* Begin Data lines *

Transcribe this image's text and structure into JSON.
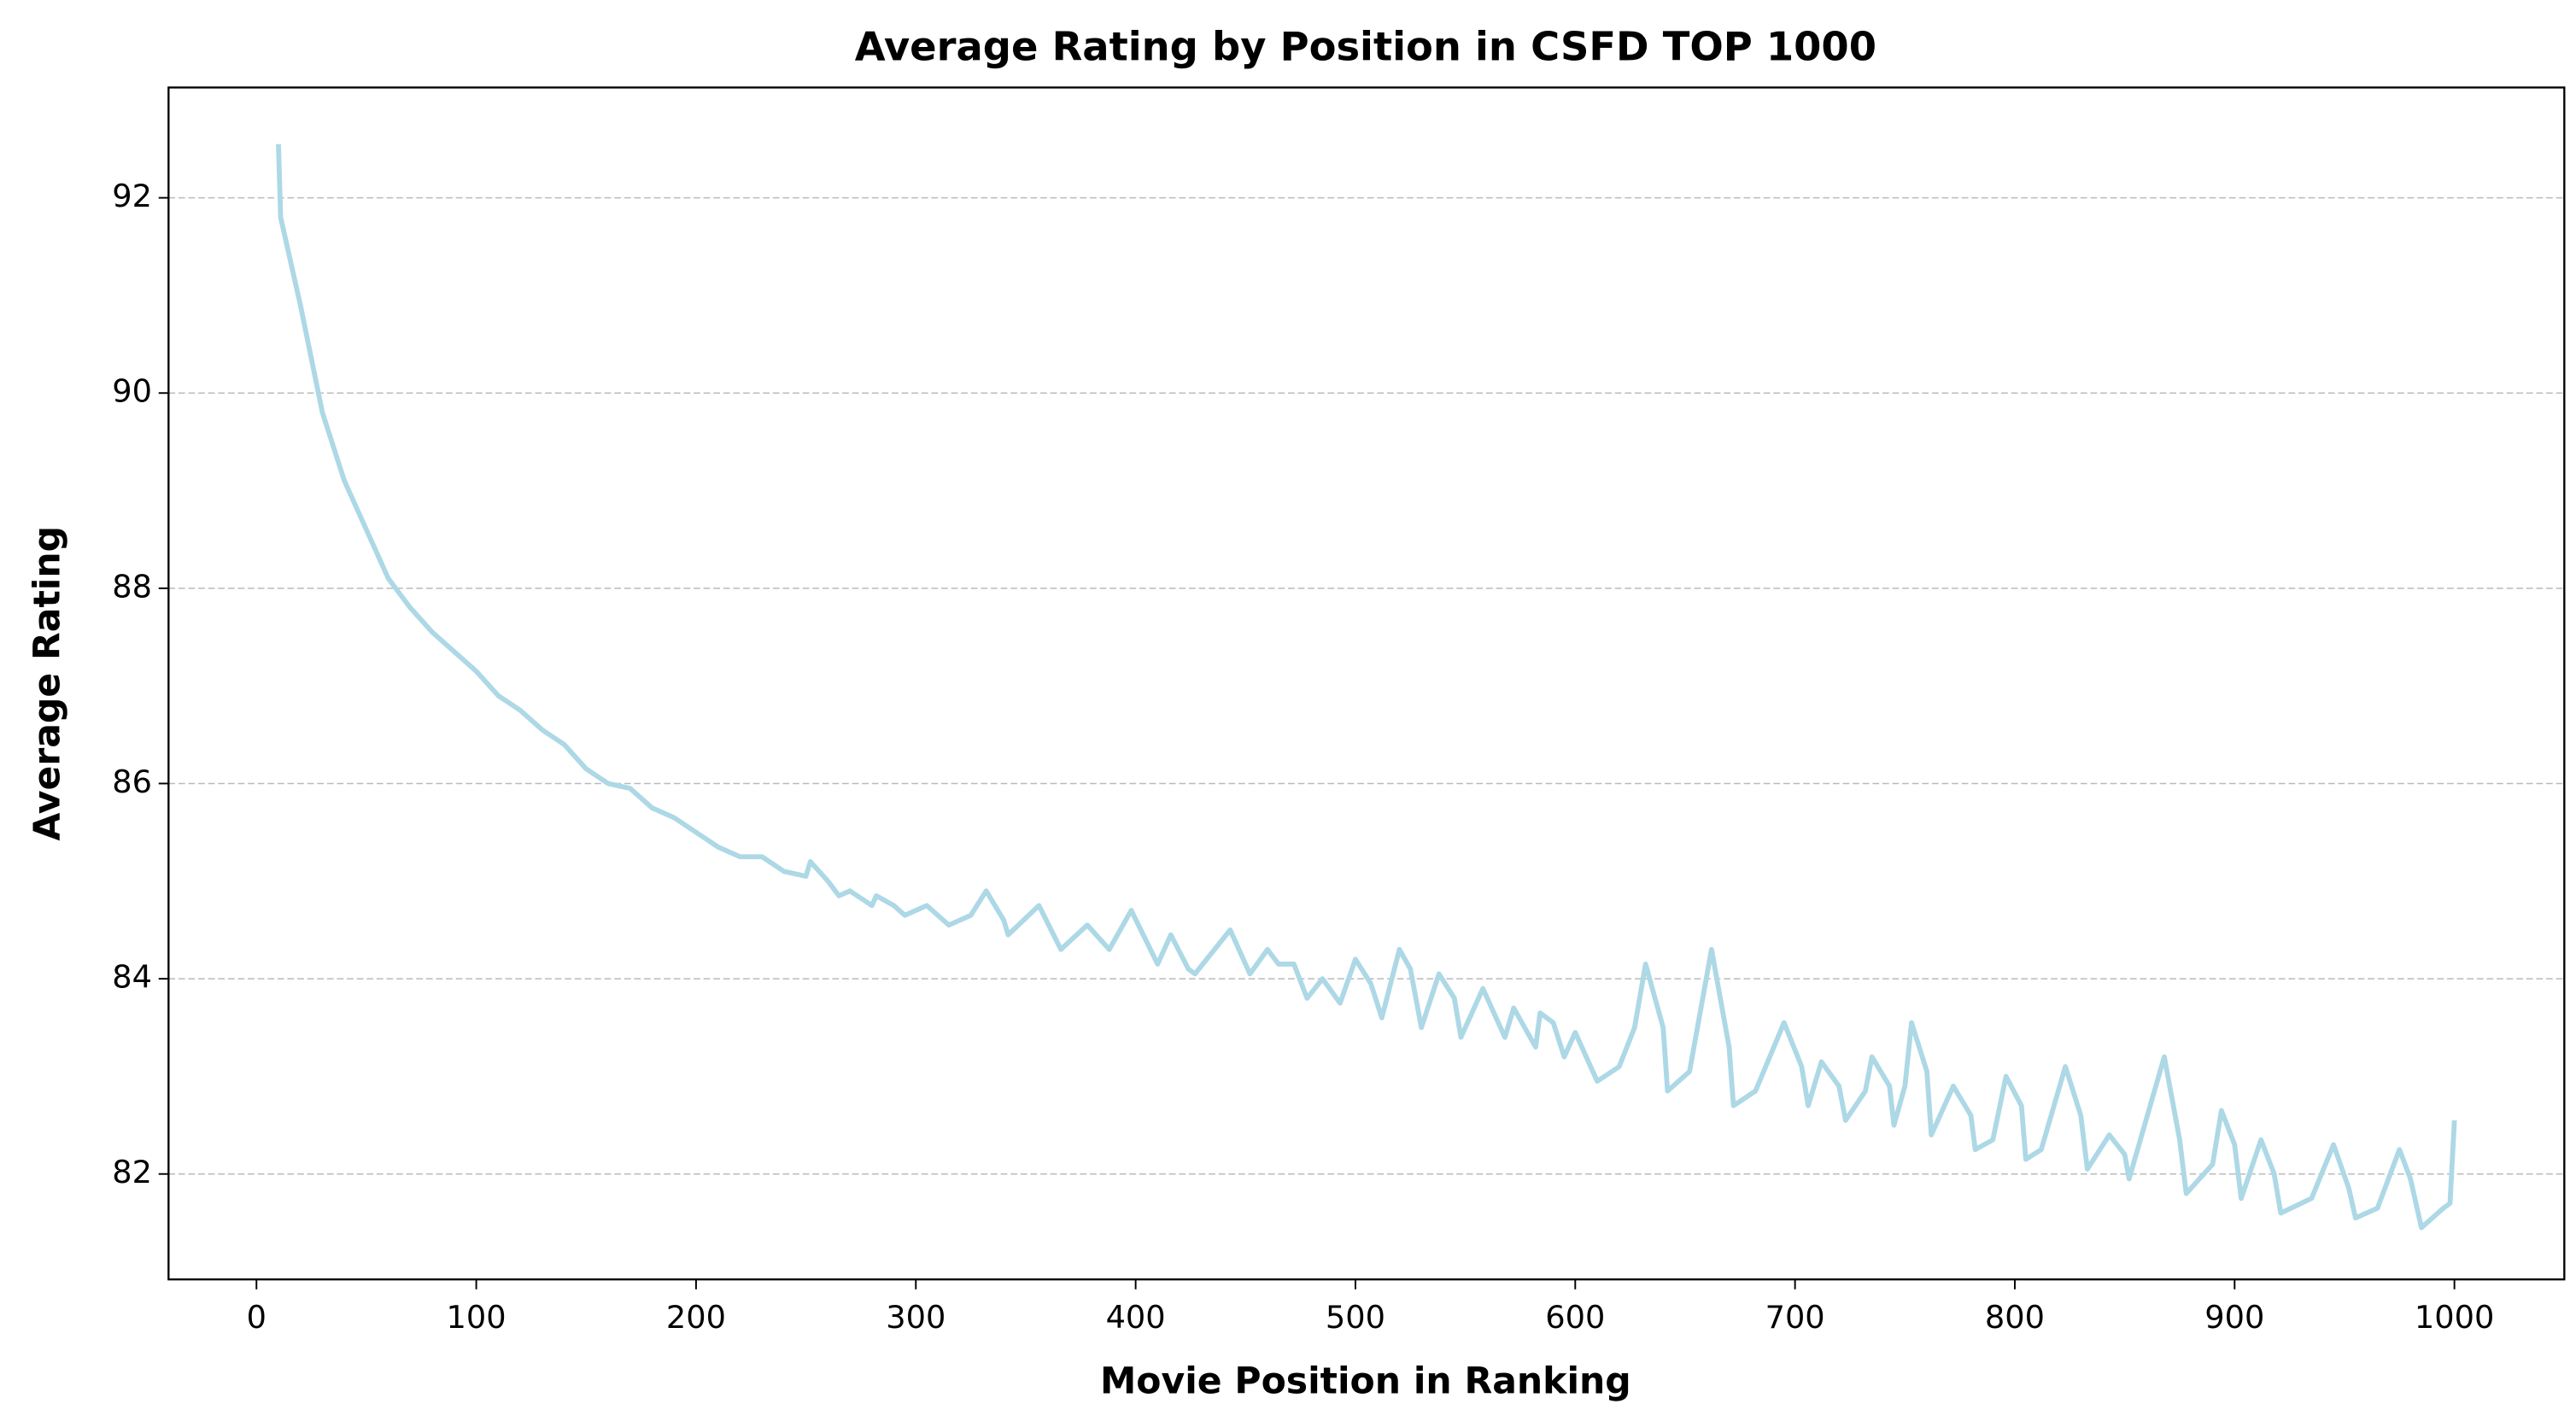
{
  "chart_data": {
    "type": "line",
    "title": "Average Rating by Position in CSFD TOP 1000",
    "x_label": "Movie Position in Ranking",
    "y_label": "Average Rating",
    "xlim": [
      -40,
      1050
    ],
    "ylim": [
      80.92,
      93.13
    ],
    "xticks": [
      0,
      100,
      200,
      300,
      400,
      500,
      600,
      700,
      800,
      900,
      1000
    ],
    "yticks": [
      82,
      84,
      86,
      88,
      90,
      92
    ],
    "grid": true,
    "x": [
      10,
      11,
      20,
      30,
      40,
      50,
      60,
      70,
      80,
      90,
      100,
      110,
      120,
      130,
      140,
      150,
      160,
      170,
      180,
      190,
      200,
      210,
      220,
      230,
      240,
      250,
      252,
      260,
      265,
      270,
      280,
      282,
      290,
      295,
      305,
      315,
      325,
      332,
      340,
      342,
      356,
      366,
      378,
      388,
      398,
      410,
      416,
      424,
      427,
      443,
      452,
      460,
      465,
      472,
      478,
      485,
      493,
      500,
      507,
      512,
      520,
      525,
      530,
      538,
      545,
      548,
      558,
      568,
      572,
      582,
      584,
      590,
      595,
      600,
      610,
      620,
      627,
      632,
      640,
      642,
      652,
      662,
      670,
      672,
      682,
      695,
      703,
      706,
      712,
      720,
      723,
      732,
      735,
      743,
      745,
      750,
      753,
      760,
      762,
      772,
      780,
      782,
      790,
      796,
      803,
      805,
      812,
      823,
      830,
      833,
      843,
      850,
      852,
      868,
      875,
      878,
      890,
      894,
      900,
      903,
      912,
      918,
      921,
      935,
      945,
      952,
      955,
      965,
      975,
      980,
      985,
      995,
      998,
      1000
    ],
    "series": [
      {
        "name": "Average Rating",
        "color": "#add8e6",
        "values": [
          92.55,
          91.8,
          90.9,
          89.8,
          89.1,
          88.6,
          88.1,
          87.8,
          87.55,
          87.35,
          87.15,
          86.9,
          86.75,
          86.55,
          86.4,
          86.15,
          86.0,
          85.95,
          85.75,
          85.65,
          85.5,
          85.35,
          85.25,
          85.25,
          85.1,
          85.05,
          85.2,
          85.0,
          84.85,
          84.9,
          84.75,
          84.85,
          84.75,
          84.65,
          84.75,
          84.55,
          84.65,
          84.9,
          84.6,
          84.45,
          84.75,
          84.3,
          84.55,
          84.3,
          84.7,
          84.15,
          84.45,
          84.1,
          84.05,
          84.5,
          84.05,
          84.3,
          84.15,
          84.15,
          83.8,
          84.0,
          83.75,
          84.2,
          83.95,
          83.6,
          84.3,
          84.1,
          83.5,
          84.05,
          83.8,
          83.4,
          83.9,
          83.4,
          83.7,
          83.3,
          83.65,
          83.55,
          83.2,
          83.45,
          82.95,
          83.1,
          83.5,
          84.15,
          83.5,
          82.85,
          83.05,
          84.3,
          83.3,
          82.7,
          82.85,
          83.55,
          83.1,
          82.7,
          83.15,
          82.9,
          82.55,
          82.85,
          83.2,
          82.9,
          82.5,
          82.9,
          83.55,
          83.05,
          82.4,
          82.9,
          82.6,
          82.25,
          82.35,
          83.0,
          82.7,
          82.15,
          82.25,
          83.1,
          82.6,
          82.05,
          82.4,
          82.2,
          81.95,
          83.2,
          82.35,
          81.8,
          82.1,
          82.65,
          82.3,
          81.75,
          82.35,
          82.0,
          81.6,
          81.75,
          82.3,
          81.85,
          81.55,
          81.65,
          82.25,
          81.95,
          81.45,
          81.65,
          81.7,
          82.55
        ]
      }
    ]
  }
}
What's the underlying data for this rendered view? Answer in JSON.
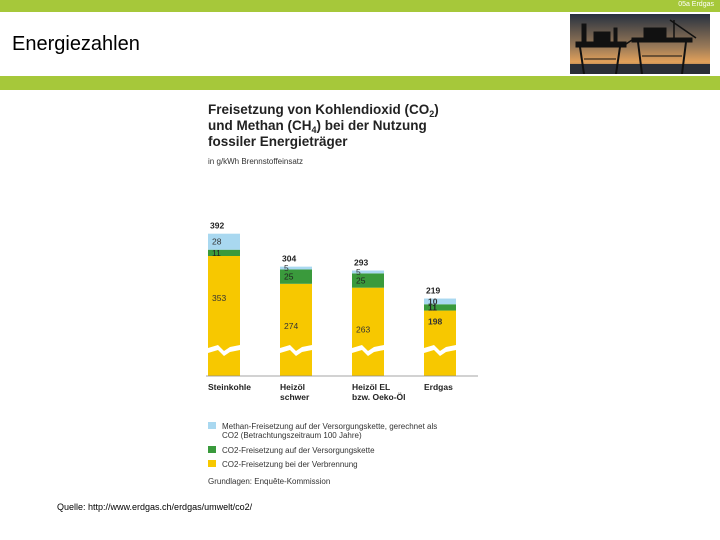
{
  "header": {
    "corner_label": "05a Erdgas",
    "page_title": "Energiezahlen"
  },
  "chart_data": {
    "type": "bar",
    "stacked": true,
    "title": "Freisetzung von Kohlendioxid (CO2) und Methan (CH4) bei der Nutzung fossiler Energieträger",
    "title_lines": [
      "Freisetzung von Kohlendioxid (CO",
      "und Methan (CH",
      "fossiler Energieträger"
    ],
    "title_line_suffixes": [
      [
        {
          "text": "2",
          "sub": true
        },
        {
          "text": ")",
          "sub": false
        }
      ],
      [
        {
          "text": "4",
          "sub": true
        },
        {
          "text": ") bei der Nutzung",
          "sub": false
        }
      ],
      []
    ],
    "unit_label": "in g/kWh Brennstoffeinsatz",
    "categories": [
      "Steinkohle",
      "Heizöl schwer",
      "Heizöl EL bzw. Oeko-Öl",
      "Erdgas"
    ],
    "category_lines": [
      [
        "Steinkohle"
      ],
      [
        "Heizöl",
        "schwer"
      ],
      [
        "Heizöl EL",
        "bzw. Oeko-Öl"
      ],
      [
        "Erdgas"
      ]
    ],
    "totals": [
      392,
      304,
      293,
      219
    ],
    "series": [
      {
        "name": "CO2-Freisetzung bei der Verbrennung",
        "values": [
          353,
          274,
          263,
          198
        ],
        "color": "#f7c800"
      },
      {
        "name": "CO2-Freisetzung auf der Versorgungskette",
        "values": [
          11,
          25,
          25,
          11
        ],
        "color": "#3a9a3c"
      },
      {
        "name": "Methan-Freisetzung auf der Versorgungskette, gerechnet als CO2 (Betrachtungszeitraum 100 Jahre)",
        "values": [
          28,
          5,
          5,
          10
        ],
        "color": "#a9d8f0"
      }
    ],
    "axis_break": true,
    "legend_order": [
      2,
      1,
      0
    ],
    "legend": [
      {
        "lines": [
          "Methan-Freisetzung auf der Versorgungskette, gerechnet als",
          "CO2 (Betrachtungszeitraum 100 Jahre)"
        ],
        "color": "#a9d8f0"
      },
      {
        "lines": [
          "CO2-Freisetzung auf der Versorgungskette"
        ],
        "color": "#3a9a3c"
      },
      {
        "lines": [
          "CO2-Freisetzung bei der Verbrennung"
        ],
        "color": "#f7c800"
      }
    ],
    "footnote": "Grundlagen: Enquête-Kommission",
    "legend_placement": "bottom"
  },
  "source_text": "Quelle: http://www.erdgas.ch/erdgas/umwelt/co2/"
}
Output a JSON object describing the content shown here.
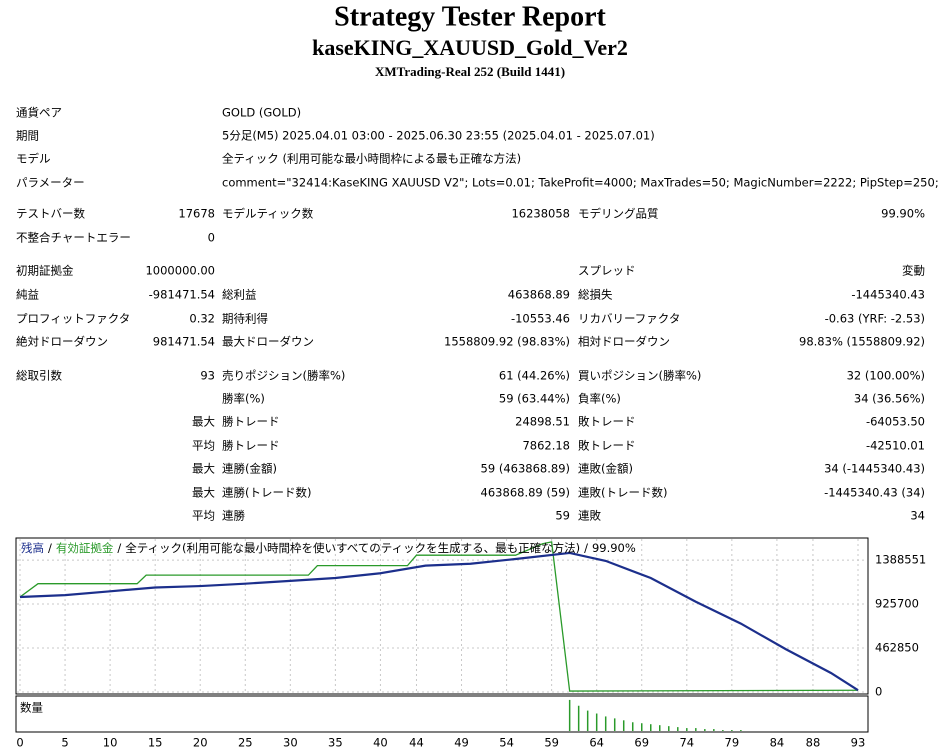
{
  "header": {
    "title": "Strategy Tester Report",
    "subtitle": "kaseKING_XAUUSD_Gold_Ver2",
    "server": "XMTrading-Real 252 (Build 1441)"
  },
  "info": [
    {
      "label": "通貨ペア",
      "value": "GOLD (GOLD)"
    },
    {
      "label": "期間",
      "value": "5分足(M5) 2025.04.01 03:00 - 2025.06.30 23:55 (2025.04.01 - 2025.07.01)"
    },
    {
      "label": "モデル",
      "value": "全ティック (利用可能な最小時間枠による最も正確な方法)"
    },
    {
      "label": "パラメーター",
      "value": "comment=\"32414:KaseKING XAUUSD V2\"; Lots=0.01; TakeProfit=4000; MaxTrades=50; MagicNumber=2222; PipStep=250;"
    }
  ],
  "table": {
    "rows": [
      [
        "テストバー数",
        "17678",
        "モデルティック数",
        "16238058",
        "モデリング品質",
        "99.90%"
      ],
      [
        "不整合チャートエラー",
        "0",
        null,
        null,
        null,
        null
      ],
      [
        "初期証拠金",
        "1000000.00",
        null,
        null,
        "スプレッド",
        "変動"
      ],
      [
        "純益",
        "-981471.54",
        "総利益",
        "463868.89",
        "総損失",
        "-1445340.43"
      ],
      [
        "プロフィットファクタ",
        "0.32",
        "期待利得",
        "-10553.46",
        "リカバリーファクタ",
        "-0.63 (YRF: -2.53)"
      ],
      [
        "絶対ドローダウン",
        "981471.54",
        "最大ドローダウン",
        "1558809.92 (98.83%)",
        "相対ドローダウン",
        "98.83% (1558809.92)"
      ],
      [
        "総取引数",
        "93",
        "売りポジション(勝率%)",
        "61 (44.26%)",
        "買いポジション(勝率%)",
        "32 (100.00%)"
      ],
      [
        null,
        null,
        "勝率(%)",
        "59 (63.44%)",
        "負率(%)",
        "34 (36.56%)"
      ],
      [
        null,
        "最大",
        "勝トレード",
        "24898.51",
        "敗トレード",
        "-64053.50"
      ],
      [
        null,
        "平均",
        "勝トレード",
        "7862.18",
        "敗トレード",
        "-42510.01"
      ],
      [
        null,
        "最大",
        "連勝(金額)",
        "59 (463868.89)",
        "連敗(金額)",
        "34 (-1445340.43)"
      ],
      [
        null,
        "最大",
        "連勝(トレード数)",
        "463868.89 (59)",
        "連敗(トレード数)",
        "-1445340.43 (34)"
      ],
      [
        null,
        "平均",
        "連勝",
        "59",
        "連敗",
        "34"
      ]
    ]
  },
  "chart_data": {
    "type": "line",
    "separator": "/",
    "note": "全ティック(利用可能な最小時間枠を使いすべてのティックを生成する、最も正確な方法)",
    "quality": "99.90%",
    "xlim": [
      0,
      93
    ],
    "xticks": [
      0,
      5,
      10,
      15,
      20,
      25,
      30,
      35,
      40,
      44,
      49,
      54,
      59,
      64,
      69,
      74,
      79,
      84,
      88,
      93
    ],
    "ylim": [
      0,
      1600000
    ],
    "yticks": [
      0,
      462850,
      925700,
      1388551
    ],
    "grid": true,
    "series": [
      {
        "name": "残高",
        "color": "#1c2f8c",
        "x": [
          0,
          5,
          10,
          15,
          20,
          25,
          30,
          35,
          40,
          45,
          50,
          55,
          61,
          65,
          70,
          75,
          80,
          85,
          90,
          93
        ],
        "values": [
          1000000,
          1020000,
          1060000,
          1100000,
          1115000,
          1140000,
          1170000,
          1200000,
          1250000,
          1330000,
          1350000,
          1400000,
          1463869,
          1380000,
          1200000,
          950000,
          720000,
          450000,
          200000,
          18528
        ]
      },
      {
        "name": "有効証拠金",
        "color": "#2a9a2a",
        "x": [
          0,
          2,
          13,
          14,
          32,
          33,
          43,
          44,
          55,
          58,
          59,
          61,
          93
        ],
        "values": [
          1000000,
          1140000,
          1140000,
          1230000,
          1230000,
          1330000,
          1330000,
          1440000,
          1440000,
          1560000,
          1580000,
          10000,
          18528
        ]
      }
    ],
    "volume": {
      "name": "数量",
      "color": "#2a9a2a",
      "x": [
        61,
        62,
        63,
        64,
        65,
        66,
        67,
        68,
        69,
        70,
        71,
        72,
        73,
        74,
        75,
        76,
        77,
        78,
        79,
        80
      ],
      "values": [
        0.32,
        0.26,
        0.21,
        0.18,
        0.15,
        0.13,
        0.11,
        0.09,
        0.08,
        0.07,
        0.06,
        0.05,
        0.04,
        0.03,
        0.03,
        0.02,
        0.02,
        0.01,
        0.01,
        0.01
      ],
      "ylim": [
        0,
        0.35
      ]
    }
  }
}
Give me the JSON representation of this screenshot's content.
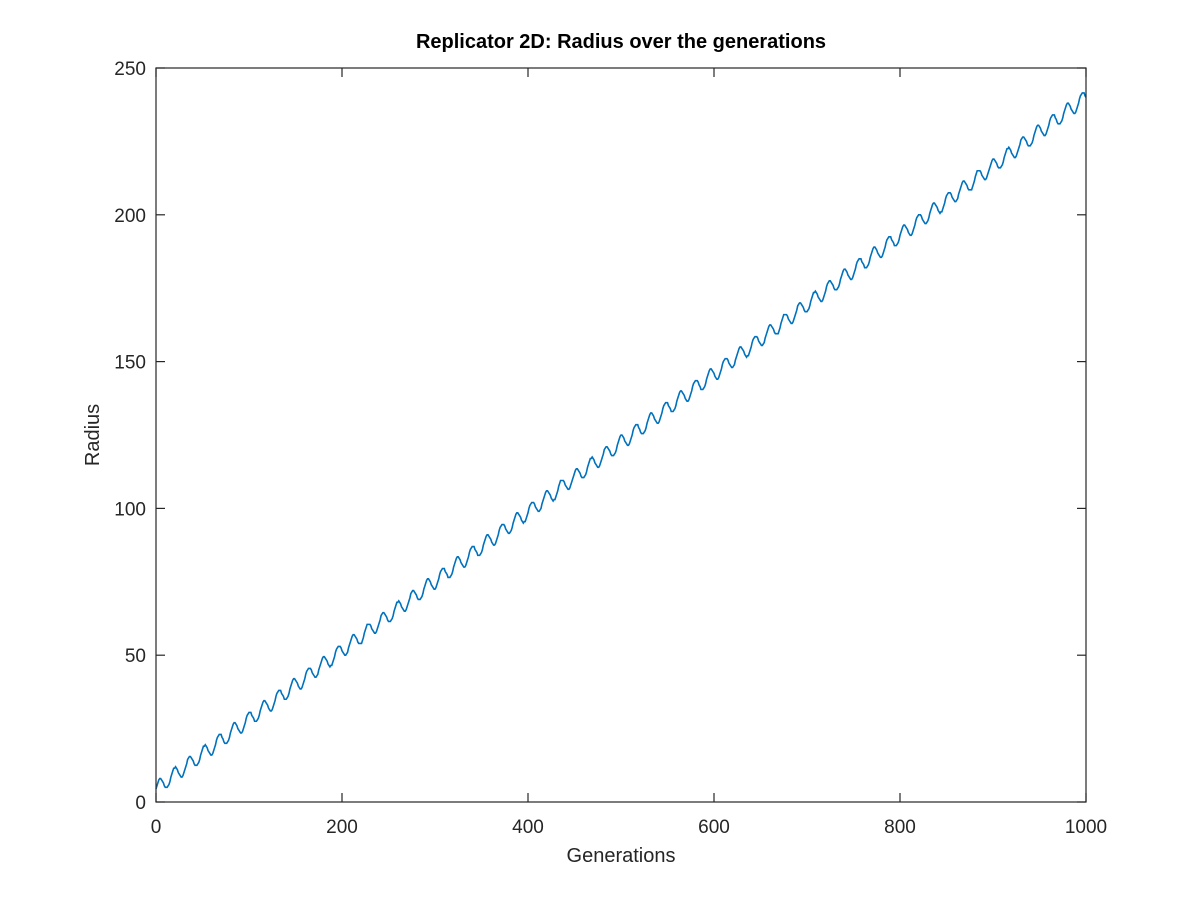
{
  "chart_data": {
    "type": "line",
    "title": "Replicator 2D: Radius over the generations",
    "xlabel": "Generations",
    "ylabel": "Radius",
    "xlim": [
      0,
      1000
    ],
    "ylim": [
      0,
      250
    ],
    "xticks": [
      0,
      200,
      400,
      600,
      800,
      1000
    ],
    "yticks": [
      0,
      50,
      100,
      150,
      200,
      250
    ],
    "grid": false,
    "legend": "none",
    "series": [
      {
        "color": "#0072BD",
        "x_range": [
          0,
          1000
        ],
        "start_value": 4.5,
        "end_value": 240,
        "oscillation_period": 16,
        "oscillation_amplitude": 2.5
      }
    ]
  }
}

* End Data lines *

Problem details
Extract all lines from the material above that include the word "Position".

Solution for this exercise
    "title": "Average Rating by Position in CSFD TOP 1000",
    "x_label": "Movie Position in Ranking",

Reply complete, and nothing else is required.